### Reading passage ###
Killings by Belgian inmate treated as terror; IS claims role
The convict who stabbed two police officers in the city of Liege and used their handguns to kill them and a bystander was a "soldier of the caliphate," IS said in a brief statement on the site of its Aamaq news agency
A Belgian prison inmate who killed four people while on furlough committed "terrorist murder" and likely intended to cause more harm, prosecutors said on Wednesday as authorities searched for possible accomplices and the Islamic State group claimed responsibility for the bloodshed.
The convict who stabbed two police officers in the city of Liege and used their handguns to kill them and a bystander was a "soldier of the caliphate," IS said in a brief statement on the site of its Aamaq news agency.
Such wording is typical of the claims IS makes even when slaying suspects have not been linked directly to the terror group. Belgian authorities have not said if they have evidence the inmate had vowed allegiance to IS or was acting on its orders.
###
* **Short task 1**: Copy out the entries starting with the line that contains "73, 258, 87]" and going on through the line that contains "comments-screenshot: lexa_fomin89 Зачем".
The news report and the entries come from unrelated sources.
### Provided entries ###
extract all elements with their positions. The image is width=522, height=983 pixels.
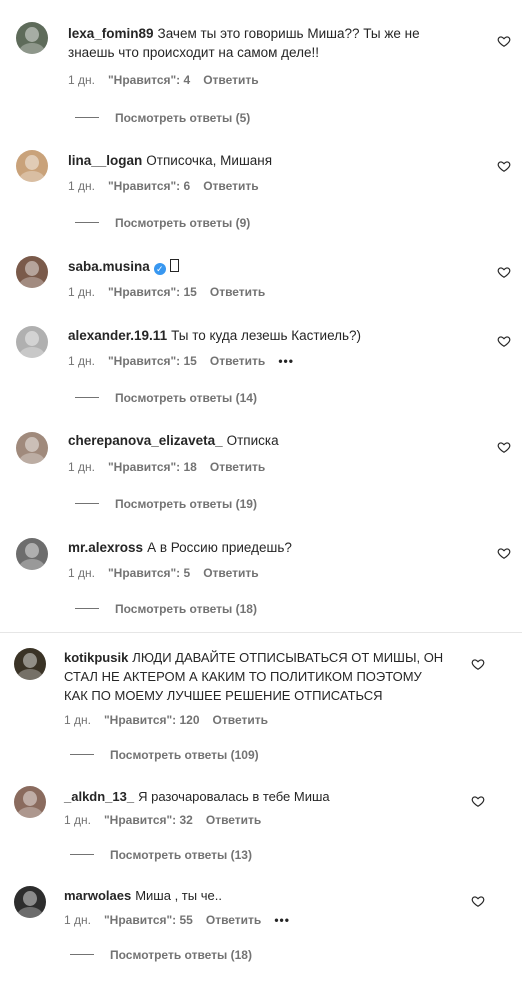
reply-button[interactable]: Ответить	[203, 73, 258, 87]
comment-meta: 1 дн. "Нравится": 18 Ответить	[68, 459, 278, 475]
avatar[interactable]	[14, 786, 46, 818]
comment-meta: 1 дн. "Нравится": 15 Ответить •••	[68, 353, 307, 369]
comment-text: mr.alexross А в Россию приедешь?	[68, 540, 292, 555]
more-options-icon[interactable]: •••	[278, 354, 294, 368]
reply-button[interactable]: Ответить	[206, 813, 261, 827]
comment-text: lina__logan Отписочка, Мишаня	[68, 153, 273, 168]
comment-likes[interactable]: "Нравится": 6	[108, 179, 190, 193]
comment-meta: 1 дн. "Нравится": 32 Ответить	[64, 812, 274, 828]
comment-username[interactable]: marwolaes	[64, 888, 131, 903]
comment-text: kotikpusik ЛЮДИ ДАВАЙТЕ ОТПИСЫВАТЬСЯ ОТ М…	[64, 650, 444, 703]
avatar[interactable]	[16, 538, 48, 570]
comments-screenshot: lexa_fomin89 Зачем ты это говоришь Миша??…	[0, 0, 522, 983]
comment-time[interactable]: 1 дн.	[64, 713, 91, 727]
section-divider	[0, 632, 522, 633]
heart-outline-icon[interactable]	[497, 546, 511, 560]
view-replies-button[interactable]: Посмотреть ответы (19)	[75, 496, 257, 512]
more-options-icon[interactable]: •••	[274, 913, 290, 927]
comment-text: cherepanova_elizaveta_ Отписка	[68, 433, 279, 448]
comment-likes[interactable]: "Нравится": 55	[104, 913, 193, 927]
comment-username[interactable]: mr.alexross	[68, 540, 143, 555]
comment-likes[interactable]: "Нравится": 15	[108, 354, 197, 368]
comment-time[interactable]: 1 дн.	[64, 913, 91, 927]
reply-button[interactable]: Ответить	[213, 713, 268, 727]
view-replies-button[interactable]: Посмотреть ответы (109)	[70, 747, 259, 763]
comment-username[interactable]: cherepanova_elizaveta_	[68, 433, 223, 448]
avatar[interactable]	[14, 886, 46, 918]
view-replies-button[interactable]: Посмотреть ответы (9)	[75, 215, 250, 231]
comment-meta: 1 дн. "Нравится": 6 Ответить	[68, 178, 272, 194]
comment-time[interactable]: 1 дн.	[68, 179, 95, 193]
reply-button[interactable]: Ответить	[210, 285, 265, 299]
heart-outline-icon[interactable]	[471, 894, 485, 908]
comment-likes[interactable]: "Нравится": 32	[104, 813, 193, 827]
comment-username[interactable]: kotikpusik	[64, 650, 128, 665]
comment-meta: 1 дн. "Нравится": 4 Ответить	[68, 72, 272, 88]
comment-likes[interactable]: "Нравится": 5	[108, 566, 190, 580]
reply-button[interactable]: Ответить	[210, 354, 265, 368]
comment-text: alexander.19.11 Ты то куда лезешь Кастиел…	[68, 328, 362, 343]
heart-outline-icon[interactable]	[471, 657, 485, 671]
comment-username[interactable]: saba.musina	[68, 259, 150, 274]
heart-outline-icon[interactable]	[497, 34, 511, 48]
comment-text: lexa_fomin89 Зачем ты это говоришь Миша??…	[68, 26, 420, 60]
comment-time[interactable]: 1 дн.	[68, 73, 95, 87]
reply-button[interactable]: Ответить	[203, 179, 258, 193]
reply-button[interactable]: Ответить	[203, 566, 258, 580]
comment-time[interactable]: 1 дн.	[68, 566, 95, 580]
comment-time[interactable]: 1 дн.	[64, 813, 91, 827]
avatar[interactable]	[16, 22, 48, 54]
comment-likes[interactable]: "Нравится": 4	[108, 73, 190, 87]
view-replies-button[interactable]: Посмотреть ответы (18)	[75, 601, 257, 617]
reply-button[interactable]: Ответить	[206, 913, 261, 927]
view-replies-button[interactable]: Посмотреть ответы (14)	[75, 390, 257, 406]
comment-meta: 1 дн. "Нравится": 120 Ответить	[64, 712, 281, 728]
heart-outline-icon[interactable]	[497, 440, 511, 454]
verified-badge-icon: ✓	[153, 263, 166, 275]
comment-username[interactable]: _alkdn_13_	[64, 789, 134, 804]
comment-likes[interactable]: "Нравится": 15	[108, 285, 197, 299]
view-replies-button[interactable]: Посмотреть ответы (5)	[75, 110, 250, 126]
comment-likes[interactable]: "Нравится": 120	[104, 713, 200, 727]
comment-time[interactable]: 1 дн.	[68, 460, 95, 474]
comment-text: marwolaes Миша , ты че..	[64, 888, 222, 903]
avatar[interactable]	[14, 648, 46, 680]
comment-username[interactable]: lexa_fomin89	[68, 26, 154, 41]
view-replies-button[interactable]: Посмотреть ответы (13)	[70, 847, 252, 863]
avatar[interactable]	[16, 256, 48, 288]
comment-meta: 1 дн. "Нравится": 5 Ответить	[68, 565, 272, 581]
emoji-glyph	[169, 259, 179, 272]
comment-username[interactable]: lina__logan	[68, 153, 142, 168]
comment-time[interactable]: 1 дн.	[68, 285, 95, 299]
avatar[interactable]	[16, 150, 48, 182]
comment-meta: 1 дн. "Нравится": 15 Ответить	[68, 284, 278, 300]
comment-username[interactable]: alexander.19.11	[68, 328, 167, 343]
heart-outline-icon[interactable]	[497, 334, 511, 348]
avatar[interactable]	[16, 326, 48, 358]
avatar[interactable]	[16, 432, 48, 464]
comment-text: saba.musina ✓	[68, 257, 468, 276]
comment-time[interactable]: 1 дн.	[68, 354, 95, 368]
comment-text: _alkdn_13_ Я разочаровалась в тебе Миша	[64, 789, 330, 804]
heart-outline-icon[interactable]	[497, 265, 511, 279]
heart-outline-icon[interactable]	[497, 159, 511, 173]
heart-outline-icon[interactable]	[471, 794, 485, 808]
comment-likes[interactable]: "Нравится": 18	[108, 460, 197, 474]
reply-button[interactable]: Ответить	[210, 460, 265, 474]
comment-meta: 1 дн. "Нравится": 55 Ответить •••	[64, 912, 303, 928]
view-replies-button[interactable]: Посмотреть ответы (18)	[70, 947, 252, 963]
###
* **Short task 2**:
Answer these questions about the news report on the Liege killings:
(a) How many people did the prison inmate kill while on furlough?
(b) In which city did the convict stab two police officers?
(c) On the site of which news agency did IS post its statement?

* **Task response 1**:
reply-button[interactable]: Ответить	[203, 73, 258, 87]
comment-meta: 1 дн. "Нравится": 18 Ответить	[68, 459, 278, 475]
avatar[interactable]	[14, 786, 46, 818]
comment-meta: 1 дн. "Нравится": 15 Ответить •••	[68, 353, 307, 369]
comment-text: mr.alexross А в Россию приедешь?	[68, 540, 292, 555]
more-options-icon[interactable]: •••	[278, 354, 294, 368]
reply-button[interactable]: Ответить	[206, 813, 261, 827]
comment-text: lina__logan Отписочка, Мишаня	[68, 153, 273, 168]
comment-likes[interactable]: "Нравится": 6	[108, 179, 190, 193]
comment-meta: 1 дн. "Нравится": 32 Ответить	[64, 812, 274, 828]
comment-username[interactable]: marwolaes	[64, 888, 131, 903]
comment-text: kotikpusik ЛЮДИ ДАВАЙТЕ ОТПИСЫВАТЬСЯ ОТ М…	[64, 650, 444, 703]
avatar[interactable]	[16, 538, 48, 570]
comments-screenshot: lexa_fomin89 Зачем ты это говоришь Миша??…	[0, 0, 522, 983]

* **Task response 2**:
(a) Four people.
(b) Liege.
(c) Aamaq.